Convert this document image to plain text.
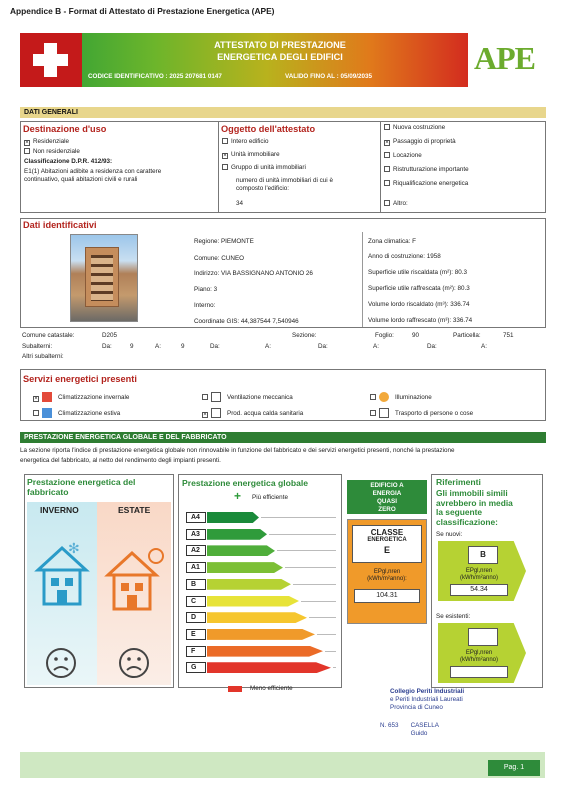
Appendice B - Format di Attestato di Prestazione Energetica (APE)
ATTESTATO DI PRESTAZIONE
ENERGETICA DEGLI EDIFICI
CODICE IDENTIFICATIVO : 2025 207681 0147	VALIDO FINO AL : 05/09/2035
APE
DATI GENERALI
Destinazione d'uso
× Residenziale
Non residenziale
Classificazione D.P.R. 412/93:
E1(1) Abitazioni adibite a residenza con carattere
continuativo, quali abitazioni civili e rurali
Oggetto dell'attestato
Intero edificio
× Unità immobiliare
Gruppo di unità immobiliari
numero di unità immobiliari di cui è
composto l'edificio:
34
Nuova costruzione
× Passaggio di proprietà
Locazione
Ristrutturazione importante
Riqualificazione energetica
Altro:
Dati identificativi
Regione: PIEMONTE
Comune: CUNEO
Indirizzo: VIA BASSIGNANO ANTONIO 26
Piano: 3
Interno:
Coordinate GIS: 44,387544 7,540946
Zona climatica: F
Anno di costruzione: 1958
Superficie utile riscaldata (m²): 80.3
Superficie utile raffrescata (m²): 80.3
Volume lordo riscaldato (m³): 336.74
Volume lordo raffrescato (m³): 336.74
Comune catastale:	D205	Sezione:	Foglio:	90	Particella:	751
Subalterni:	Da:	9	A:	9	Da:	A:	Da:	A:	Da:	A:
Altri subalterni:
Servizi energetici presenti
×	Climatizzazione invernale
Climatizzazione estiva
Ventilazione meccanica
×	Prod. acqua calda sanitaria
Illuminazione
Trasporto di persone o cose
PRESTAZIONE ENERGETICA GLOBALE E DEL FABBRICATO
La sezione riporta l'indice di prestazione energetica globale non rinnovabile in funzione del fabbricato e dei servizi energetici presenti, nonché la prestazione
energetica del fabbricato, al netto del rendimento degli impianti presenti.
Prestazione energetica del
fabbricato
INVERNO	ESTATE
✻
Prestazione energetica globale
+ Più efficiente
A4
A3
A2
A1
B
C
D
E
F
G
Meno efficiente
EDIFICIO A
ENERGIA
QUASI
ZERO
CLASSE
ENERGETICA
E
EPgl,nren
(kWh/m²anno):
104.31
Riferimenti
Gli immobili simili
avrebbero in media
la seguente
classificazione:
Se nuovi:
B
EPgl,nren
(kWh/m²anno)
54.34
Se esistenti:
EPgl,nren
(kWh/m²anno)
Collegio Periti Industriali
e Periti Industriali Laureati
Provincia di Cuneo
N. 653 CASELLA
Guido
Pag. 1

::::

• _Directive_: Each line that has the word "lordo" counts once. How many such lines are in the data? Give the number alone.

• _Answer to the task_: 2